** Start Dataset records **

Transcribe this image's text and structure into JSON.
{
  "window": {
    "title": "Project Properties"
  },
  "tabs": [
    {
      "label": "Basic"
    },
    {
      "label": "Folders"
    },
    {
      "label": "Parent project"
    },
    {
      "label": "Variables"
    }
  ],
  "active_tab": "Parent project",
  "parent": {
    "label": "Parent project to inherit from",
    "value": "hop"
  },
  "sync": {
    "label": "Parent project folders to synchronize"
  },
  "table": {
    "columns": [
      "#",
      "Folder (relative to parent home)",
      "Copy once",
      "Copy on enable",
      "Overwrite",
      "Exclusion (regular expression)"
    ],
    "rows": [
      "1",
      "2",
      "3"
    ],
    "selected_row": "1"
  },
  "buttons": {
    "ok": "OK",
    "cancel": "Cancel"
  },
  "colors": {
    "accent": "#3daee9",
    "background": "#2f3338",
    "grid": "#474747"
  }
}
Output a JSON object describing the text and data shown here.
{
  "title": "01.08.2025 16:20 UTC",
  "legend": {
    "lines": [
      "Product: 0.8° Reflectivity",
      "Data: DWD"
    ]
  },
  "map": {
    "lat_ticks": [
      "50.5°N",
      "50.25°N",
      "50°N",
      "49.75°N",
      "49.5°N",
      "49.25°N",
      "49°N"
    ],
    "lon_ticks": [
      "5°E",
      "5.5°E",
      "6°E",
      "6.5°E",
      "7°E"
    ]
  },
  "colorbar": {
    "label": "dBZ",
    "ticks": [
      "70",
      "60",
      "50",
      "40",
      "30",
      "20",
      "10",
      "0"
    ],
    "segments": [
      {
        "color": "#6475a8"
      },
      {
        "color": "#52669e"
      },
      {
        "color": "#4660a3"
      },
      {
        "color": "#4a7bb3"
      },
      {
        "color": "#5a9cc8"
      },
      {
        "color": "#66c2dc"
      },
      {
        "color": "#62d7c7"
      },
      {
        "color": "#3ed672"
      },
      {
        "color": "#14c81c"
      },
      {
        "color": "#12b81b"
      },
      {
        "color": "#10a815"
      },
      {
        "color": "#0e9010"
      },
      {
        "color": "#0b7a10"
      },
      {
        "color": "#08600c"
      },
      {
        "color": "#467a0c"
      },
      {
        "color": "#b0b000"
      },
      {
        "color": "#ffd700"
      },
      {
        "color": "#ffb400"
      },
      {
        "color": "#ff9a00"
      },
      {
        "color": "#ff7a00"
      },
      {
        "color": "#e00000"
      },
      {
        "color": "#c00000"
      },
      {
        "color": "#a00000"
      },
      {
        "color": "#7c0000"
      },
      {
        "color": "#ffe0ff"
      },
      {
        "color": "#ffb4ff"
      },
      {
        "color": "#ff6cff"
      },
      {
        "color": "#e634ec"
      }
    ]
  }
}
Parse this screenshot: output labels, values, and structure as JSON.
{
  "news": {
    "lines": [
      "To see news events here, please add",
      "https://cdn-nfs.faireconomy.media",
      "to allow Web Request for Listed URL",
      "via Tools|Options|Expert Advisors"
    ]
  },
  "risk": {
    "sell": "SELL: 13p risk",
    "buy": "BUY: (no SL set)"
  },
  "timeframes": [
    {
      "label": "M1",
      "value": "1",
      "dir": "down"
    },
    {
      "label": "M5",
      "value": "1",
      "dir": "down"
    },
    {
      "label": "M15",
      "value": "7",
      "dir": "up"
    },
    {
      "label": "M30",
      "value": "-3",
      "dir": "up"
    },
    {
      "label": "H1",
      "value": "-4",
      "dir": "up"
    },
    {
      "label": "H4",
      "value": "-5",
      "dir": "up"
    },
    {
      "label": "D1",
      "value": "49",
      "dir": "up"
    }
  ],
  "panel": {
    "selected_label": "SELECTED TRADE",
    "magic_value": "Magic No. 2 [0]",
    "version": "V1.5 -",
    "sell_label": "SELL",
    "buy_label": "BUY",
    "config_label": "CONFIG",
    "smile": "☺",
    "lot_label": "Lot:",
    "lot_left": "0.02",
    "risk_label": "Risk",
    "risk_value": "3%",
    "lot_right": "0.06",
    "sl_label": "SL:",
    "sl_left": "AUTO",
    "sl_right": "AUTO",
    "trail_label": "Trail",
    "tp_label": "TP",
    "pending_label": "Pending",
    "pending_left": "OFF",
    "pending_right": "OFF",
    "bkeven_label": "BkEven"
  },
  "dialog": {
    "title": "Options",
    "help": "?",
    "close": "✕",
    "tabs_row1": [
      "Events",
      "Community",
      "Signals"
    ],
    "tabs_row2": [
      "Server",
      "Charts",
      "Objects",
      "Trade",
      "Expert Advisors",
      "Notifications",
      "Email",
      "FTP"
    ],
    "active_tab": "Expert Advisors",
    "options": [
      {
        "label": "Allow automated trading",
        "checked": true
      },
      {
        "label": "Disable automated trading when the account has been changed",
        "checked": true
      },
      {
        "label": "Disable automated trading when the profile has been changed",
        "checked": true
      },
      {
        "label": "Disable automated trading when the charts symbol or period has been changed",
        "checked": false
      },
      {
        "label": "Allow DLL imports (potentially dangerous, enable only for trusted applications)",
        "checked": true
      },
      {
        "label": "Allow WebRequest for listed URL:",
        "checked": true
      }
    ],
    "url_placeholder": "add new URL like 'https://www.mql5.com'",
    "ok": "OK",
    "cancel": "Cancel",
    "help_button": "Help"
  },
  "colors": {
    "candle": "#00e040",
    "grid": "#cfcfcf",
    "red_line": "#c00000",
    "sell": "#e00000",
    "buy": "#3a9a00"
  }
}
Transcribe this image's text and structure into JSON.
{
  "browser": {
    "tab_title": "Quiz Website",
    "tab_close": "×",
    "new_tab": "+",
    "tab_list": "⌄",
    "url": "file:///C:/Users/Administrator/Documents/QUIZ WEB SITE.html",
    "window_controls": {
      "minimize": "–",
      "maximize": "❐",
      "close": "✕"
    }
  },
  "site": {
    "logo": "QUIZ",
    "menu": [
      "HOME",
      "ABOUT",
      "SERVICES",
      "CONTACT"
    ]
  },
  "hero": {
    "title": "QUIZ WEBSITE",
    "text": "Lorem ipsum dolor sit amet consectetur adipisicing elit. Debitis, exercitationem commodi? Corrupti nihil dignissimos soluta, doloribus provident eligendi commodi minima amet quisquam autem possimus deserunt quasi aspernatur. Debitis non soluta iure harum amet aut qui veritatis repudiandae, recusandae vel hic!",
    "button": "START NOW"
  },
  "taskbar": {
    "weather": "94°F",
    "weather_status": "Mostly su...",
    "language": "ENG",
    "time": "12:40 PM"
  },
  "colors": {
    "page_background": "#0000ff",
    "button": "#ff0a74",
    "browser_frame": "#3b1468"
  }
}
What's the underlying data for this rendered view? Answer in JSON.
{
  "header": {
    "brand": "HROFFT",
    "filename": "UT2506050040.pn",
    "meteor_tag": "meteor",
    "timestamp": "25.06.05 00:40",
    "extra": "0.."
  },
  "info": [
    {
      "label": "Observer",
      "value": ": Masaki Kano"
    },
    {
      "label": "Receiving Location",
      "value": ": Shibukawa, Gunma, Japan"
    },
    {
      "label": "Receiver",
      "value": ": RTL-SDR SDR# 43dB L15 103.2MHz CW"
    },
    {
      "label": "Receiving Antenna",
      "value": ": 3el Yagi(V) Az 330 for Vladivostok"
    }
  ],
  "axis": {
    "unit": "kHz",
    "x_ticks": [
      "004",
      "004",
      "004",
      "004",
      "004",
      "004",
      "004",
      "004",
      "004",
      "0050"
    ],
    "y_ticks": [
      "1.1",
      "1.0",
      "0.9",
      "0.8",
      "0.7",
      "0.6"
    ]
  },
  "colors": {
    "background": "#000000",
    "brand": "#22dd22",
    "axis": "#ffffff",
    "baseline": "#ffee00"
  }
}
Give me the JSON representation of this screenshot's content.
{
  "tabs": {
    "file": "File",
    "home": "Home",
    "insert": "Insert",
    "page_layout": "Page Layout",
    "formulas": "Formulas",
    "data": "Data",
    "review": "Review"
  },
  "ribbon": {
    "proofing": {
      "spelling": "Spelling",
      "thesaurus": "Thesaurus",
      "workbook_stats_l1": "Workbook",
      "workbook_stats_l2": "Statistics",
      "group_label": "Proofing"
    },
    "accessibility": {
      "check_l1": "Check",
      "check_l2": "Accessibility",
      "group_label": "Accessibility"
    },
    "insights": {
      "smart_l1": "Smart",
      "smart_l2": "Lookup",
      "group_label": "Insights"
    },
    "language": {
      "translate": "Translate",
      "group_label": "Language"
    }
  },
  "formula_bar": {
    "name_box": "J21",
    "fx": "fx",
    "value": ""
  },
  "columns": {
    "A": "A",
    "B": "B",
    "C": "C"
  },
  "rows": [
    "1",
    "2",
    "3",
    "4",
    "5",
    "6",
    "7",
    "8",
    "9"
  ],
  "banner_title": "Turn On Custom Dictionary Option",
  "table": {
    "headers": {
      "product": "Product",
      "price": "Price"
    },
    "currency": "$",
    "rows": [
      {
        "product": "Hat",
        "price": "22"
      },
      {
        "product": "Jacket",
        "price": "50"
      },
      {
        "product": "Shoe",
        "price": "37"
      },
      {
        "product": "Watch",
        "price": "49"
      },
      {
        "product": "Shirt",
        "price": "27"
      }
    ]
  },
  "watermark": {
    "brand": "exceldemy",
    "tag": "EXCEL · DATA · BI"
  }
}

** End Dataset records **

* Work required *
Return every line containing "here".

* Answer below *
Output a JSON object describing the text and data shown here.
      "To see news events here, please add",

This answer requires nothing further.